## Written instruction
Below is a listing; copy all of it exactly.

---+---

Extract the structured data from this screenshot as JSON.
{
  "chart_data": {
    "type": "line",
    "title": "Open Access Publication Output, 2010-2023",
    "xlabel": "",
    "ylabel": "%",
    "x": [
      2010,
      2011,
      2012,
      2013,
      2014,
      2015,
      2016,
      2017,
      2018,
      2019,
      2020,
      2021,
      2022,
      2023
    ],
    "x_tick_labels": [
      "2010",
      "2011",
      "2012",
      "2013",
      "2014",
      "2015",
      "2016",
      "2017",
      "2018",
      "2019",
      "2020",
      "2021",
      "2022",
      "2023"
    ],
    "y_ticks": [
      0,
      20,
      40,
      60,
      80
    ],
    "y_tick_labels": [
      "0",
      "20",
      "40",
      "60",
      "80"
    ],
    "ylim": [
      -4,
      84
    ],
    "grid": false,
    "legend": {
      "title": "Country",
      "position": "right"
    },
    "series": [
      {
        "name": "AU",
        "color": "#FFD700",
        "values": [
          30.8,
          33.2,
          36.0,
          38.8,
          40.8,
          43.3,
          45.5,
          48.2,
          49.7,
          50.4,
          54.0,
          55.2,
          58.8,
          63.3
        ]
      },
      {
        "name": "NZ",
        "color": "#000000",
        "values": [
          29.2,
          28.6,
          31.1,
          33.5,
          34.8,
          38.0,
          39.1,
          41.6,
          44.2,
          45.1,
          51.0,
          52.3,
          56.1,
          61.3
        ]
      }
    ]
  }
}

---+---

## Written response
Extract the structured data from this screenshot as JSON.
{
  "chart_data": {
    "type": "line",
    "title": "Open Access Publication Output, 2010-2023",
    "xlabel": "",
    "ylabel": "%",
    "x": [
      2010,
      2011,
      2012,
      2013,
      2014,
      2015,
      2016,
      2017,
      2018,
      2019,
      2020,
      2021,
      2022,
      2023
    ],
    "x_tick_labels": [
      "2010",
      "2011",
      "2012",
      "2013",
      "2014",
      "2015",
      "2016",
      "2017",
      "2018",
      "2019",
      "2020",
      "2021",
      "2022",
      "2023"
    ],
    "y_ticks": [
      0,
      20,
      40,
      60,
      80
    ],
    "y_tick_labels": [
      "0",
      "20",
      "40",
      "60",
      "80"
    ],
    "ylim": [
      -4,
      84
    ],
    "grid": false,
    "legend": {
      "title": "Country",
      "position": "right"
    },
    "series": [
      {
        "name": "AU",
        "color": "#FFD700",
        "values": [
          30.8,
          33.2,
          36.0,
          38.8,
          40.8,
          43.3,
          45.5,
          48.2,
          49.7,
          50.4,
          54.0,
          55.2,
          58.8,
          63.3
        ]
      },
      {
        "name": "NZ",
        "color": "#000000",
        "values": [
          29.2,
          28.6,
          31.1,
          33.5,
          34.8,
          38.0,
          39.1,
          41.6,
          44.2,
          45.1,
          51.0,
          52.3,
          56.1,
          61.3
        ]
      }
    ]
  }
}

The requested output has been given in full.